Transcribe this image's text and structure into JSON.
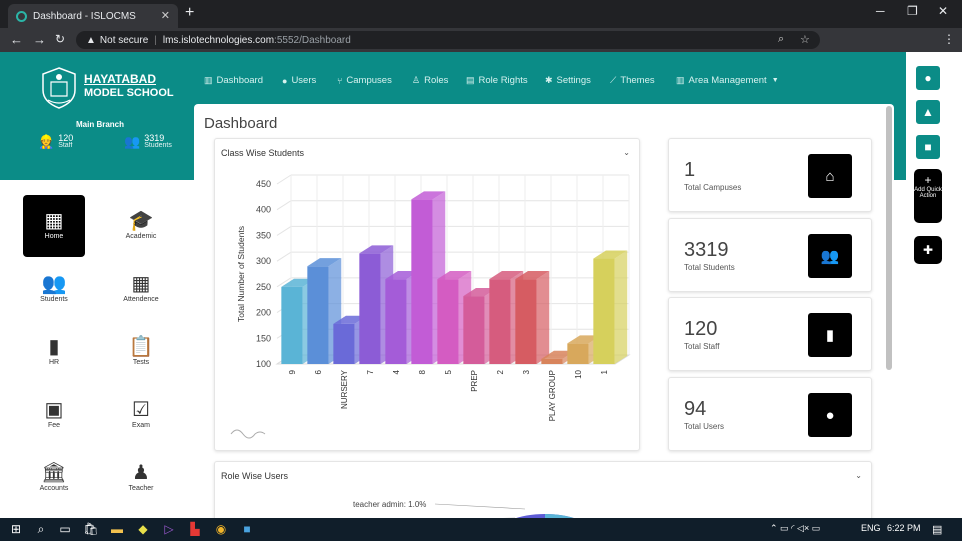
{
  "browser": {
    "tab_title": "Dashboard - ISLOCMS",
    "not_secure": "Not secure",
    "url_host": "lms.islotechnologies.com",
    "url_rest": ":5552/Dashboard"
  },
  "school": {
    "line1": "HAYATABAD",
    "line2": "MODEL SCHOOL"
  },
  "branch": "Main Branch",
  "header_stats": [
    {
      "value": "120",
      "label": "Staff"
    },
    {
      "value": "3319",
      "label": "Students"
    }
  ],
  "menu": [
    {
      "label": "Dashboard",
      "icon": "chart-icon"
    },
    {
      "label": "Users",
      "icon": "user-icon"
    },
    {
      "label": "Campuses",
      "icon": "sitemap-icon"
    },
    {
      "label": "Roles",
      "icon": "roles-icon"
    },
    {
      "label": "Role Rights",
      "icon": "list-icon"
    },
    {
      "label": "Settings",
      "icon": "gear-icon"
    },
    {
      "label": "Themes",
      "icon": "brush-icon"
    },
    {
      "label": "Area Management",
      "icon": "chart-icon"
    }
  ],
  "sidebar": [
    {
      "label": "Home",
      "icon": "home-grid-icon"
    },
    {
      "label": "Academic",
      "icon": "graduation-cap-icon"
    },
    {
      "label": "Students",
      "icon": "users-icon"
    },
    {
      "label": "Attendence",
      "icon": "calendar-icon"
    },
    {
      "label": "HR",
      "icon": "id-badge-icon"
    },
    {
      "label": "Tests",
      "icon": "clipboard-icon"
    },
    {
      "label": "Fee",
      "icon": "money-icon"
    },
    {
      "label": "Exam",
      "icon": "clipboard-check-icon"
    },
    {
      "label": "Accounts",
      "icon": "bank-icon"
    },
    {
      "label": "Teacher",
      "icon": "teacher-icon"
    }
  ],
  "page_title": "Dashboard",
  "chart_card_title": "Class Wise Students",
  "role_card_title": "Role Wise Users",
  "role_pie_label": "teacher admin: 1.0%",
  "quick_action": "Add Quick Action",
  "stat_cards": [
    {
      "value": "1",
      "label": "Total Campuses",
      "icon": "home-icon"
    },
    {
      "value": "3319",
      "label": "Total Students",
      "icon": "users-icon"
    },
    {
      "value": "120",
      "label": "Total Staff",
      "icon": "id-badge-icon"
    },
    {
      "value": "94",
      "label": "Total Users",
      "icon": "user-icon"
    }
  ],
  "taskbar": {
    "lang": "ENG",
    "time": "6:22 PM"
  },
  "chart_data": {
    "type": "bar",
    "ylabel": "Total Number of Students",
    "ylim": [
      100,
      450
    ],
    "yticks": [
      100,
      150,
      200,
      250,
      300,
      350,
      400,
      450
    ],
    "categories": [
      "9",
      "6",
      "NURSERY",
      "7",
      "4",
      "8",
      "5",
      "PREP",
      "2",
      "3",
      "PLAY GROUP",
      "10",
      "1"
    ],
    "values": [
      250,
      290,
      178,
      315,
      265,
      420,
      265,
      232,
      265,
      265,
      110,
      140,
      305
    ],
    "colors": [
      "#5ab4d6",
      "#5b8fd8",
      "#6a6ad8",
      "#8c5cd6",
      "#a45cd8",
      "#c25cd6",
      "#d45cc2",
      "#d45c9a",
      "#d65c7e",
      "#d65c62",
      "#d8845c",
      "#d8a85c",
      "#d6d05c"
    ]
  }
}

■ ■ ■ ■ ■ ■ ■

_WHAT THE TASK REQUIRES_
Repeat the records above verbatim, with no pictures in the result.

_EXERCISE ANSWER_
Transcribe this image's text and structure into JSON.
{
  "browser": {
    "tab_title": "Dashboard - ISLOCMS",
    "not_secure": "Not secure",
    "url_host": "lms.islotechnologies.com",
    "url_rest": ":5552/Dashboard"
  },
  "school": {
    "line1": "HAYATABAD",
    "line2": "MODEL SCHOOL"
  },
  "branch": "Main Branch",
  "header_stats": [
    {
      "value": "120",
      "label": "Staff"
    },
    {
      "value": "3319",
      "label": "Students"
    }
  ],
  "menu": [
    {
      "label": "Dashboard",
      "icon": "chart-icon"
    },
    {
      "label": "Users",
      "icon": "user-icon"
    },
    {
      "label": "Campuses",
      "icon": "sitemap-icon"
    },
    {
      "label": "Roles",
      "icon": "roles-icon"
    },
    {
      "label": "Role Rights",
      "icon": "list-icon"
    },
    {
      "label": "Settings",
      "icon": "gear-icon"
    },
    {
      "label": "Themes",
      "icon": "brush-icon"
    },
    {
      "label": "Area Management",
      "icon": "chart-icon"
    }
  ],
  "sidebar": [
    {
      "label": "Home",
      "icon": "home-grid-icon"
    },
    {
      "label": "Academic",
      "icon": "graduation-cap-icon"
    },
    {
      "label": "Students",
      "icon": "users-icon"
    },
    {
      "label": "Attendence",
      "icon": "calendar-icon"
    },
    {
      "label": "HR",
      "icon": "id-badge-icon"
    },
    {
      "label": "Tests",
      "icon": "clipboard-icon"
    },
    {
      "label": "Fee",
      "icon": "money-icon"
    },
    {
      "label": "Exam",
      "icon": "clipboard-check-icon"
    },
    {
      "label": "Accounts",
      "icon": "bank-icon"
    },
    {
      "label": "Teacher",
      "icon": "teacher-icon"
    }
  ],
  "page_title": "Dashboard",
  "chart_card_title": "Class Wise Students",
  "role_card_title": "Role Wise Users",
  "role_pie_label": "teacher admin: 1.0%",
  "quick_action": "Add Quick Action",
  "stat_cards": [
    {
      "value": "1",
      "label": "Total Campuses",
      "icon": "home-icon"
    },
    {
      "value": "3319",
      "label": "Total Students",
      "icon": "users-icon"
    },
    {
      "value": "120",
      "label": "Total Staff",
      "icon": "id-badge-icon"
    },
    {
      "value": "94",
      "label": "Total Users",
      "icon": "user-icon"
    }
  ],
  "taskbar": {
    "lang": "ENG",
    "time": "6:22 PM"
  },
  "chart_data": {
    "type": "bar",
    "ylabel": "Total Number of Students",
    "ylim": [
      100,
      450
    ],
    "yticks": [
      100,
      150,
      200,
      250,
      300,
      350,
      400,
      450
    ],
    "categories": [
      "9",
      "6",
      "NURSERY",
      "7",
      "4",
      "8",
      "5",
      "PREP",
      "2",
      "3",
      "PLAY GROUP",
      "10",
      "1"
    ],
    "values": [
      250,
      290,
      178,
      315,
      265,
      420,
      265,
      232,
      265,
      265,
      110,
      140,
      305
    ],
    "colors": [
      "#5ab4d6",
      "#5b8fd8",
      "#6a6ad8",
      "#8c5cd6",
      "#a45cd8",
      "#c25cd6",
      "#d45cc2",
      "#d45c9a",
      "#d65c7e",
      "#d65c62",
      "#d8845c",
      "#d8a85c",
      "#d6d05c"
    ]
  }
}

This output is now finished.